Work to complete: Give a count of the lines below that have the string "Севастополя" in them, with no other words.

Recorded information:
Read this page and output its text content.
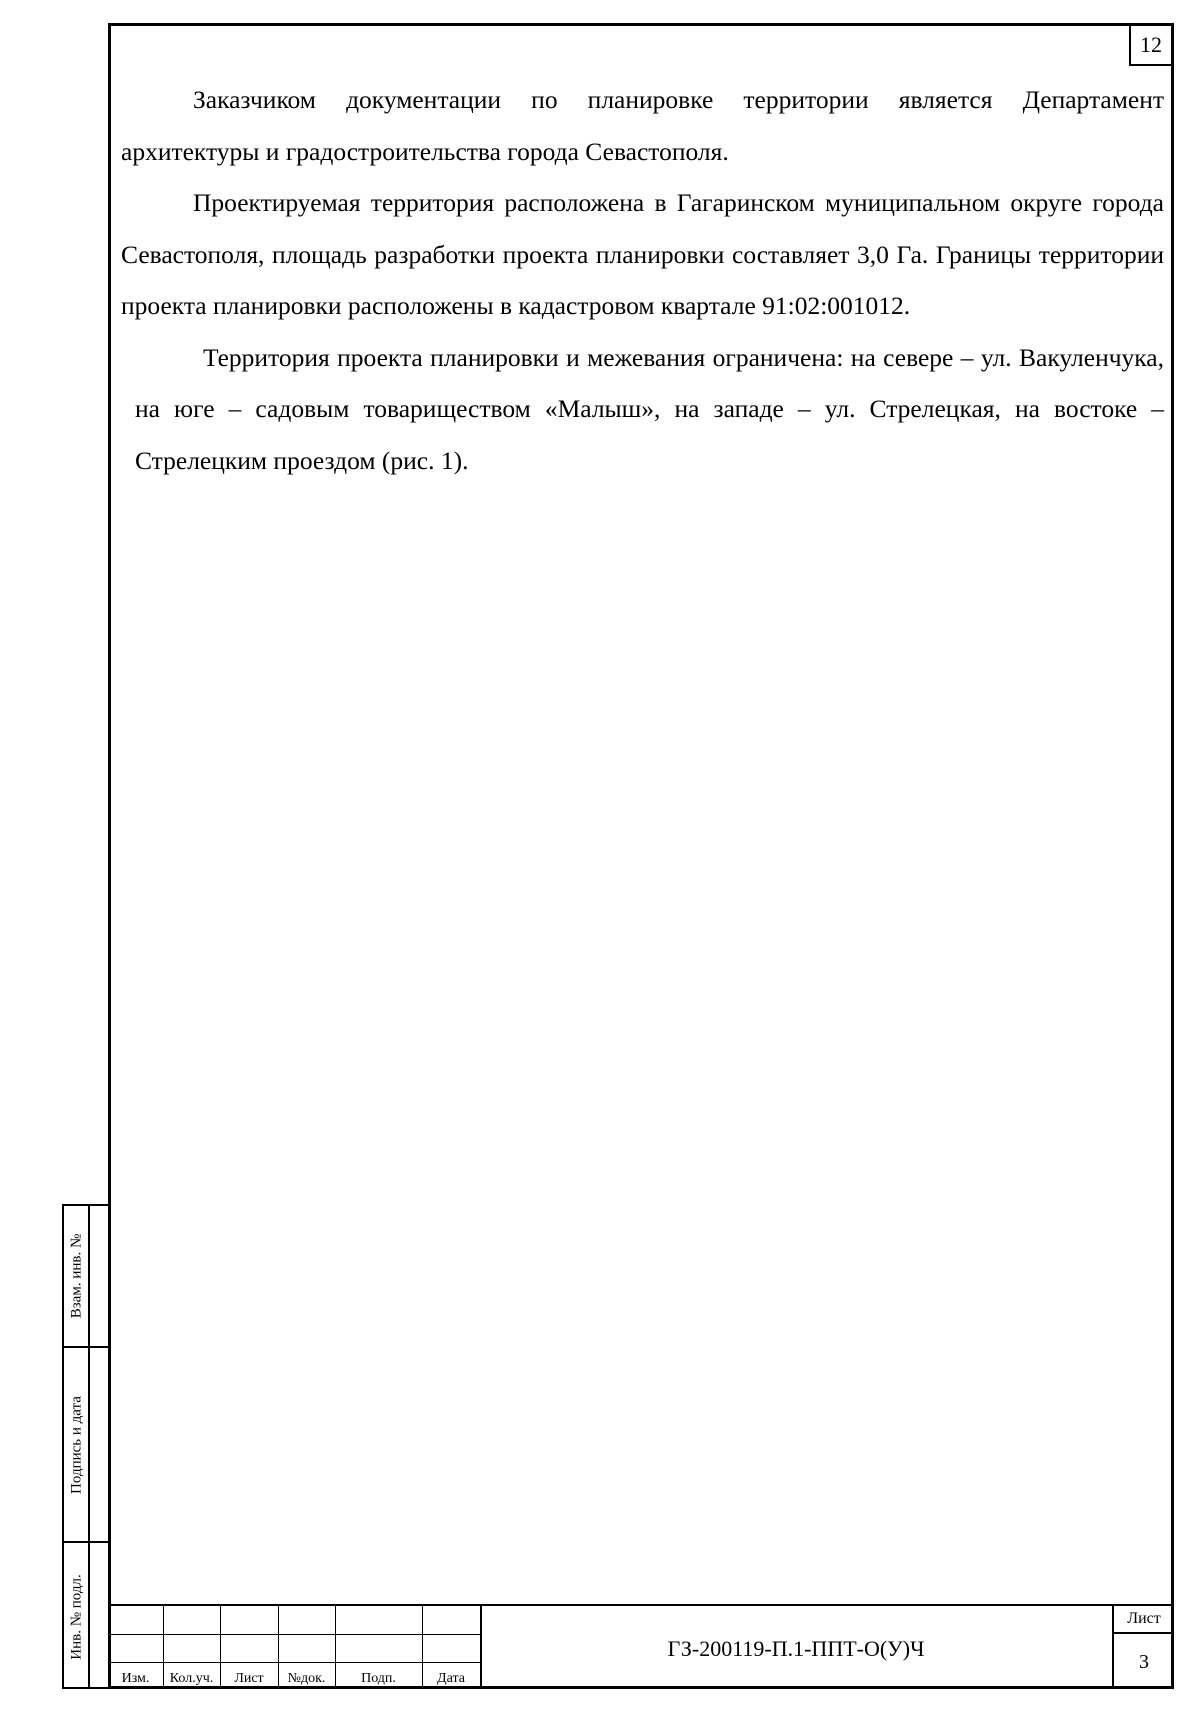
12

Заказчиком документации по планировке территории является Департамент архитектуры и градостроительства города Севастополя.

Проектируемая территория расположена в Гагаринском муниципальном округе города Севастополя, площадь разработки проекта планировки составляет 3,0 Га. Границы территории проекта планировки расположены в кадастровом квартале 91:02:001012.

Территория проекта планировки и межевания ограничена: на севере – ул. Вакуленчука, на юге – садовым товариществом «Малыш», на западе – ул. Стрелецкая, на востоке – Стрелецким проездом (рис. 1).

Взам. инв. №
Подпись и дата
Инв. № подл.
Изм.	Кол.уч.	Лист	№док.	Подп.	Дата
ГЗ-200119-П.1-ППТ-О(У)Ч
Лист
3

Answer for the task: 2